#### EXERCISE INSTRUCTIONS
Using the data beneath, show every line that includes the word "MARIA".

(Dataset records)
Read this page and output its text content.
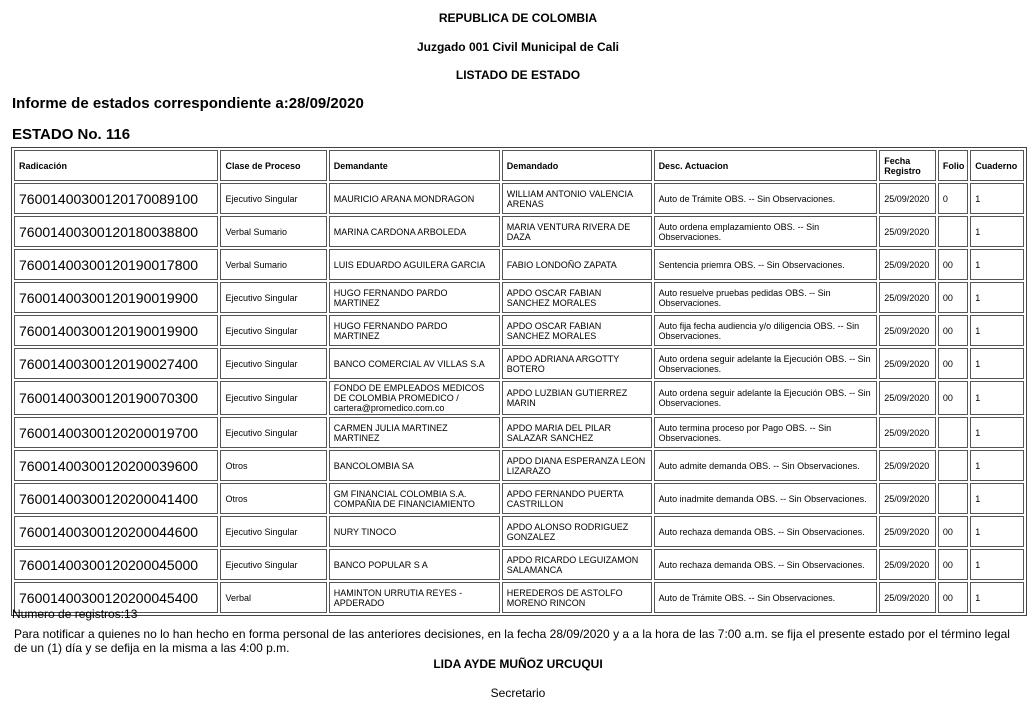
REPUBLICA DE COLOMBIA
Juzgado 001 Civil Municipal de Cali
LISTADO DE ESTADO
Informe de estados correspondiente a:28/09/2020
ESTADO No. 116
Radicación	Clase de Proceso	Demandante	Demandado	Desc. Actuacion	Fecha Registro	Folio	Cuaderno
76001400300120170089100	Ejecutivo Singular	MAURICIO ARANA MONDRAGON	WILLIAM ANTONIO VALENCIA ARENAS	Auto de Trámite OBS. -- Sin Observaciones.	25/09/2020	0	1
76001400300120180038800	Verbal Sumario	MARINA CARDONA ARBOLEDA	MARIA VENTURA RIVERA DE DAZA	Auto ordena emplazamiento OBS. -- Sin Observaciones.	25/09/2020		1
76001400300120190017800	Verbal Sumario	LUIS EDUARDO AGUILERA GARCIA	FABIO LONDOÑO ZAPATA	Sentencia priemra OBS. -- Sin Observaciones.	25/09/2020	00	1
76001400300120190019900	Ejecutivo Singular	HUGO FERNANDO PARDO MARTINEZ	APDO OSCAR FABIAN SANCHEZ MORALES	Auto resuelve pruebas pedidas OBS. -- Sin Observaciones.	25/09/2020	00	1
76001400300120190019900	Ejecutivo Singular	HUGO FERNANDO PARDO MARTINEZ	APDO OSCAR FABIAN SANCHEZ MORALES	Auto fija fecha audiencia y/o diligencia OBS. -- Sin Observaciones.	25/09/2020	00	1
76001400300120190027400	Ejecutivo Singular	BANCO COMERCIAL AV VILLAS S.A	APDO ADRIANA ARGOTTY BOTERO	Auto ordena seguir adelante la Ejecución OBS. -- Sin Observaciones.	25/09/2020	00	1
76001400300120190070300	Ejecutivo Singular	FONDO DE EMPLEADOS MEDICOS DE COLOMBIA PROMEDICO / cartera@promedico.com.co	APDO LUZBIAN GUTIERREZ MARIN	Auto ordena seguir adelante la Ejecución OBS. -- Sin Observaciones.	25/09/2020	00	1
76001400300120200019700	Ejecutivo Singular	CARMEN JULIA MARTINEZ MARTINEZ	APDO MARIA DEL PILAR SALAZAR SANCHEZ	Auto termina proceso por Pago OBS. -- Sin Observaciones.	25/09/2020		1
76001400300120200039600	Otros	BANCOLOMBIA SA	APDO DIANA ESPERANZA LEON LIZARAZO	Auto admite demanda OBS. -- Sin Observaciones.	25/09/2020		1
76001400300120200041400	Otros	GM FINANCIAL COLOMBIA S.A. COMPAÑIA DE FINANCIAMIENTO	APDO FERNANDO PUERTA CASTRILLON	Auto inadmite demanda OBS. -- Sin Observaciones.	25/09/2020		1
76001400300120200044600	Ejecutivo Singular	NURY TINOCO	APDO ALONSO RODRIGUEZ GONZALEZ	Auto rechaza demanda OBS. -- Sin Observaciones.	25/09/2020	00	1
76001400300120200045000	Ejecutivo Singular	BANCO POPULAR S A	APDO RICARDO LEGUIZAMON SALAMANCA	Auto rechaza demanda OBS. -- Sin Observaciones.	25/09/2020	00	1
76001400300120200045400	Verbal	HAMINTON URRUTIA REYES - APDERADO	HEREDEROS DE ASTOLFO MORENO RINCON	Auto de Trámite OBS. -- Sin Observaciones.	25/09/2020	00	1
Numero de registros:13
Para notificar a quienes no lo han hecho en forma personal de las anteriores decisiones, en la fecha 28/09/2020 y a a la hora de las 7:00 a.m. se fija el presente estado por el término legal de un (1) día y se defija en la misma a las 4:00 p.m.
LIDA AYDE MUÑOZ URCUQUI
Secretario
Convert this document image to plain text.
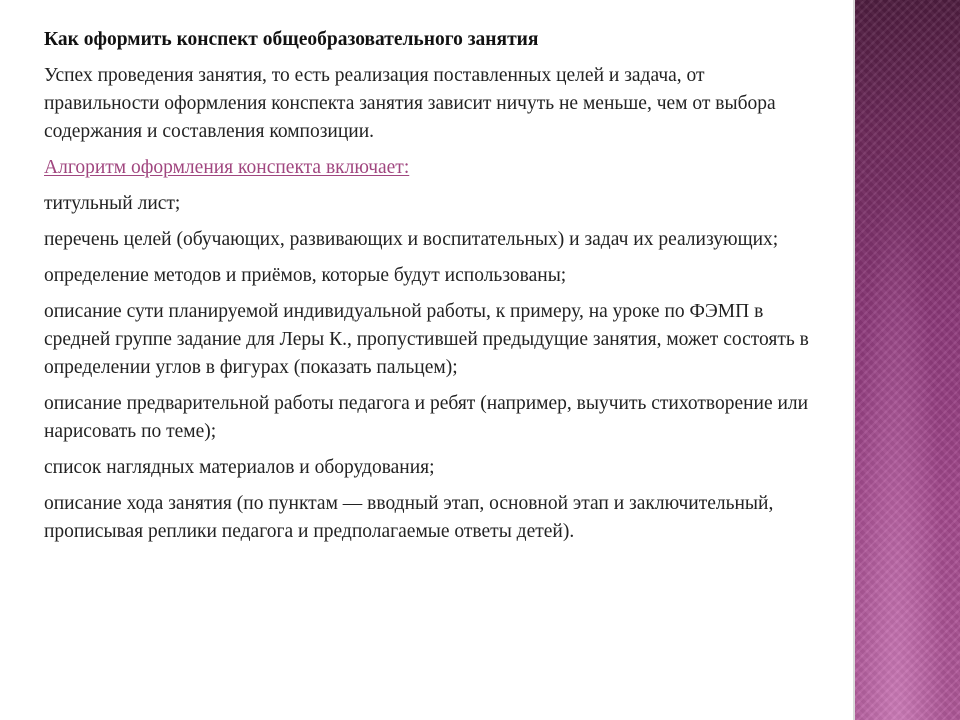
Как оформить конспект общеобразовательного занятия

Успех проведения занятия, то есть реализация поставленных целей и задача, от правильности оформления конспекта занятия зависит ничуть не меньше, чем от выбора содержания и составления композиции.

Алгоритм оформления конспекта включает:

титульный лист;

перечень целей (обучающих, развивающих и воспитательных) и задач их реализующих;

определение методов и приёмов, которые будут использованы;

описание сути планируемой индивидуальной работы, к примеру, на уроке по ФЭМП в средней группе задание для Леры К., пропустившей предыдущие занятия, может состоять в определении углов в фигурах (показать пальцем);

описание предварительной работы педагога и ребят (например, выучить стихотворение или нарисовать по теме);

список наглядных материалов и оборудования;

описание хода занятия (по пунктам — вводный этап, основной этап и заключительный, прописывая реплики педагога и предполагаемые ответы детей).
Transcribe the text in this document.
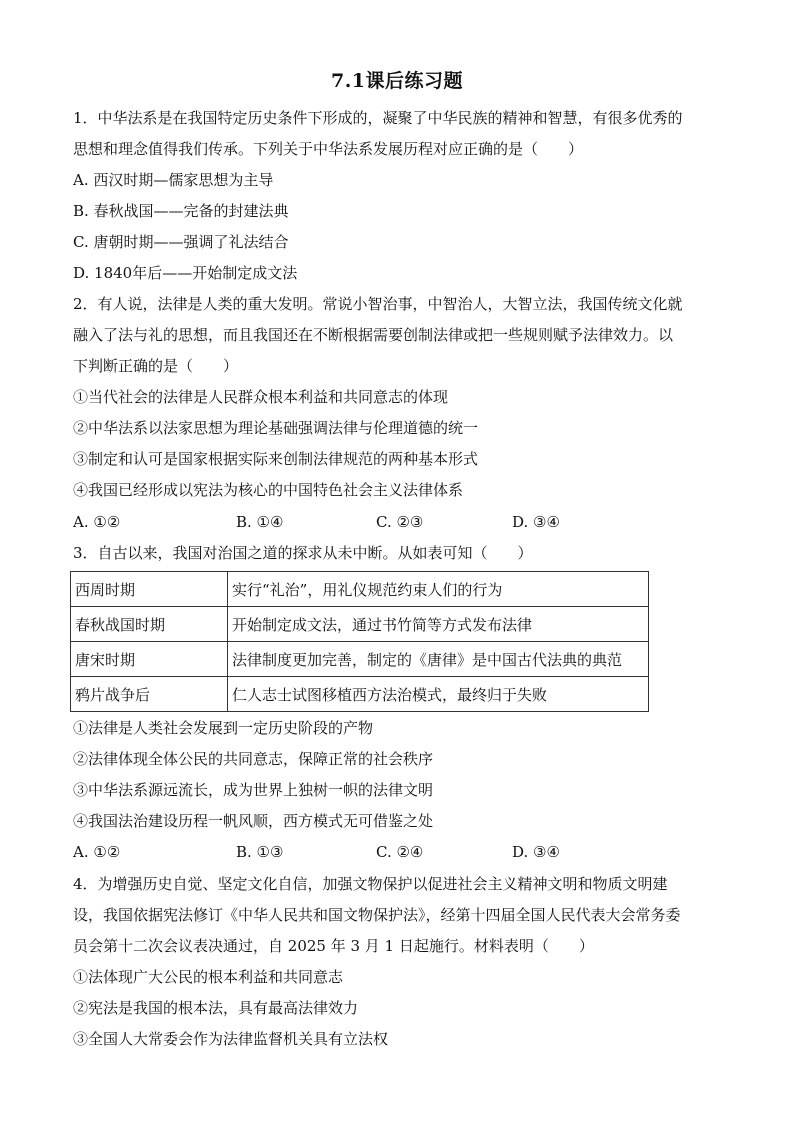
7.1课后练习题
1．中华法系是在我国特定历史条件下形成的，凝聚了中华民族的精神和智慧，有很多优秀的
思想和理念值得我们传承。下列关于中华法系发展历程对应正确的是（　　）
A. 西汉时期—儒家思想为主导
B. 春秋战国——完备的封建法典
C. 唐朝时期——强调了礼法结合
D. 1840年后——开始制定成文法
2．有人说，法律是人类的重大发明。常说小智治事，中智治人，大智立法，我国传统文化就
融入了法与礼的思想，而且我国还在不断根据需要创制法律或把一些规则赋予法律效力。以
下判断正确的是（　　）
①当代社会的法律是人民群众根本利益和共同意志的体现
②中华法系以法家思想为理论基础强调法律与伦理道德的统一
③制定和认可是国家根据实际来创制法律规范的两种基本形式
④我国已经形成以宪法为核心的中国特色社会主义法律体系
A. ①②	B. ①④	C. ②③	D. ③④
3．自古以来，我国对治国之道的探求从未中断。从如表可知（　　）
西周时期	实行“礼治”，用礼仪规范约束人们的行为
春秋战国时期	开始制定成文法，通过书竹简等方式发布法律
唐宋时期	法律制度更加完善，制定的《唐律》是中国古代法典的典范
鸦片战争后	仁人志士试图移植西方法治模式，最终归于失败
①法律是人类社会发展到一定历史阶段的产物
②法律体现全体公民的共同意志，保障正常的社会秩序
③中华法系源远流长，成为世界上独树一帜的法律文明
④我国法治建设历程一帆风顺，西方模式无可借鉴之处
A. ①②	B. ①③	C. ②④	D. ③④
4．为增强历史自觉、坚定文化自信，加强文物保护以促进社会主义精神文明和物质文明建
设，我国依据宪法修订《中华人民共和国文物保护法》，经第十四届全国人民代表大会常务委
员会第十二次会议表决通过，自 2025 年 3 月 1 日起施行。材料表明（　　）
①法体现广大公民的根本利益和共同意志
②宪法是我国的根本法，具有最高法律效力
③全国人大常委会作为法律监督机关具有立法权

#### EXERCISE SOLUTION
76001400300120180038800	Verbal Sumario	MARINA CARDONA ARBOLEDA	MARIA VENTURA RIVERA DE DAZA	Auto ordena emplazamiento OBS. -- Sin Observaciones.	25/09/2020		1
76001400300120200019700	Ejecutivo Singular	CARMEN JULIA MARTINEZ MARTINEZ	APDO MARIA DEL PILAR SALAZAR SANCHEZ	Auto termina proceso por Pago OBS. -- Sin Observaciones.	25/09/2020		1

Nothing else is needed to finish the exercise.